▶ PROVIDED RECORDS
** Start **
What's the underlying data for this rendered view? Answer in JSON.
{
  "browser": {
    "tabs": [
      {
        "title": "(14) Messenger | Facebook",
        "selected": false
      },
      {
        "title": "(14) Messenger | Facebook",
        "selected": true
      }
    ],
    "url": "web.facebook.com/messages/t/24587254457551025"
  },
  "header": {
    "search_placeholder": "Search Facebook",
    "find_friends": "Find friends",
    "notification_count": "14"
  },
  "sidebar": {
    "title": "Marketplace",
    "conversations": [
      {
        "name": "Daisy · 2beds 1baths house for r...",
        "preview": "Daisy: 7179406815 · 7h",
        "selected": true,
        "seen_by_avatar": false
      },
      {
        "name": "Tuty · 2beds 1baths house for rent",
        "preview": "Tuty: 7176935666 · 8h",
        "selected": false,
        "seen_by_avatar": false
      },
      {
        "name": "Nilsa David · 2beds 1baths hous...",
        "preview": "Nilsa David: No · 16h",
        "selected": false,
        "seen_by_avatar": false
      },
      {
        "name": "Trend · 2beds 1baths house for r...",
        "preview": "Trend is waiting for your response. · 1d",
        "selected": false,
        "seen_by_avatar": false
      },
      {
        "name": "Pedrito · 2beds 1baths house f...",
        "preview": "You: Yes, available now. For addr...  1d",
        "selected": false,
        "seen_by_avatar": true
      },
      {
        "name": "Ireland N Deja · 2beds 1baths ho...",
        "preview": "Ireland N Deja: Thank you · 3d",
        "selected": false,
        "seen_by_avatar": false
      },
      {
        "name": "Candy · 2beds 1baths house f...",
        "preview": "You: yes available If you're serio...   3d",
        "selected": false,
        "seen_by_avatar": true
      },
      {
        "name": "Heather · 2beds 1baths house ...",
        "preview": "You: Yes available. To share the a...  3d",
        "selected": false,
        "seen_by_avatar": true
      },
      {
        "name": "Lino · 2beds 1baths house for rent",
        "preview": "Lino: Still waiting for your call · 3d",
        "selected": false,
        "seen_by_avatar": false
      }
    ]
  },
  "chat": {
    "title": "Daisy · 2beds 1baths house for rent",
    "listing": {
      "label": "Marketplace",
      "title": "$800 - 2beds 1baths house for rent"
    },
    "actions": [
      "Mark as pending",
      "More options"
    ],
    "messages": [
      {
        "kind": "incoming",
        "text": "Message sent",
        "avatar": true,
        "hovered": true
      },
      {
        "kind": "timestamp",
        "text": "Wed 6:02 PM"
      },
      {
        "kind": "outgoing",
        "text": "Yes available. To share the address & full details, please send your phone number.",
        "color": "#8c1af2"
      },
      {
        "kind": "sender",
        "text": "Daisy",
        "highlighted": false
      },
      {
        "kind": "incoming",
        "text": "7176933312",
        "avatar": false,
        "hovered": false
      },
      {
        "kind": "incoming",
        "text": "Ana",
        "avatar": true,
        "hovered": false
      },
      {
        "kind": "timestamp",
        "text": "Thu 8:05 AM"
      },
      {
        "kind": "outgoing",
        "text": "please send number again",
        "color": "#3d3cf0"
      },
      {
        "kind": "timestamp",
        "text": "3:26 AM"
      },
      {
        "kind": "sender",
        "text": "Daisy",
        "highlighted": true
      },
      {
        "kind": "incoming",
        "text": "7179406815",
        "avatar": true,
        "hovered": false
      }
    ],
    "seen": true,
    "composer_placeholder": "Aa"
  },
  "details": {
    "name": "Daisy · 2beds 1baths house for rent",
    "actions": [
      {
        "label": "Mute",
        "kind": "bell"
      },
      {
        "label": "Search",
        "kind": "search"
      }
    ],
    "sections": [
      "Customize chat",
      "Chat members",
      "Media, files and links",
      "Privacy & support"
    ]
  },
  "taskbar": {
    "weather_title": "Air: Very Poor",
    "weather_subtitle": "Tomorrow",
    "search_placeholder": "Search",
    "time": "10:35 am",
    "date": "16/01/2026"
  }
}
** End **
▶ YOUR OBJECTIVE
Repeat the data exactly. Leave nothing out.

▶ ANSWER
What's the underlying data for this rendered view? Answer in JSON.
{
  "browser": {
    "tabs": [
      {
        "title": "(14) Messenger | Facebook",
        "selected": false
      },
      {
        "title": "(14) Messenger | Facebook",
        "selected": true
      }
    ],
    "url": "web.facebook.com/messages/t/24587254457551025"
  },
  "header": {
    "search_placeholder": "Search Facebook",
    "find_friends": "Find friends",
    "notification_count": "14"
  },
  "sidebar": {
    "title": "Marketplace",
    "conversations": [
      {
        "name": "Daisy · 2beds 1baths house for r...",
        "preview": "Daisy: 7179406815 · 7h",
        "selected": true,
        "seen_by_avatar": false
      },
      {
        "name": "Tuty · 2beds 1baths house for rent",
        "preview": "Tuty: 7176935666 · 8h",
        "selected": false,
        "seen_by_avatar": false
      },
      {
        "name": "Nilsa David · 2beds 1baths hous...",
        "preview": "Nilsa David: No · 16h",
        "selected": false,
        "seen_by_avatar": false
      },
      {
        "name": "Trend · 2beds 1baths house for r...",
        "preview": "Trend is waiting for your response. · 1d",
        "selected": false,
        "seen_by_avatar": false
      },
      {
        "name": "Pedrito · 2beds 1baths house f...",
        "preview": "You: Yes, available now. For addr...  1d",
        "selected": false,
        "seen_by_avatar": true
      },
      {
        "name": "Ireland N Deja · 2beds 1baths ho...",
        "preview": "Ireland N Deja: Thank you · 3d",
        "selected": false,
        "seen_by_avatar": false
      },
      {
        "name": "Candy · 2beds 1baths house f...",
        "preview": "You: yes available If you're serio...   3d",
        "selected": false,
        "seen_by_avatar": true
      },
      {
        "name": "Heather · 2beds 1baths house ...",
        "preview": "You: Yes available. To share the a...  3d",
        "selected": false,
        "seen_by_avatar": true
      },
      {
        "name": "Lino · 2beds 1baths house for rent",
        "preview": "Lino: Still waiting for your call · 3d",
        "selected": false,
        "seen_by_avatar": false
      }
    ]
  },
  "chat": {
    "title": "Daisy · 2beds 1baths house for rent",
    "listing": {
      "label": "Marketplace",
      "title": "$800 - 2beds 1baths house for rent"
    },
    "actions": [
      "Mark as pending",
      "More options"
    ],
    "messages": [
      {
        "kind": "incoming",
        "text": "Message sent",
        "avatar": true,
        "hovered": true
      },
      {
        "kind": "timestamp",
        "text": "Wed 6:02 PM"
      },
      {
        "kind": "outgoing",
        "text": "Yes available. To share the address & full details, please send your phone number.",
        "color": "#8c1af2"
      },
      {
        "kind": "sender",
        "text": "Daisy",
        "highlighted": false
      },
      {
        "kind": "incoming",
        "text": "7176933312",
        "avatar": false,
        "hovered": false
      },
      {
        "kind": "incoming",
        "text": "Ana",
        "avatar": true,
        "hovered": false
      },
      {
        "kind": "timestamp",
        "text": "Thu 8:05 AM"
      },
      {
        "kind": "outgoing",
        "text": "please send number again",
        "color": "#3d3cf0"
      },
      {
        "kind": "timestamp",
        "text": "3:26 AM"
      },
      {
        "kind": "sender",
        "text": "Daisy",
        "highlighted": true
      },
      {
        "kind": "incoming",
        "text": "7179406815",
        "avatar": true,
        "hovered": false
      }
    ],
    "seen": true,
    "composer_placeholder": "Aa"
  },
  "details": {
    "name": "Daisy · 2beds 1baths house for rent",
    "actions": [
      {
        "label": "Mute",
        "kind": "bell"
      },
      {
        "label": "Search",
        "kind": "search"
      }
    ],
    "sections": [
      "Customize chat",
      "Chat members",
      "Media, files and links",
      "Privacy & support"
    ]
  },
  "taskbar": {
    "weather_title": "Air: Very Poor",
    "weather_subtitle": "Tomorrow",
    "search_placeholder": "Search",
    "time": "10:35 am",
    "date": "16/01/2026"
  }
}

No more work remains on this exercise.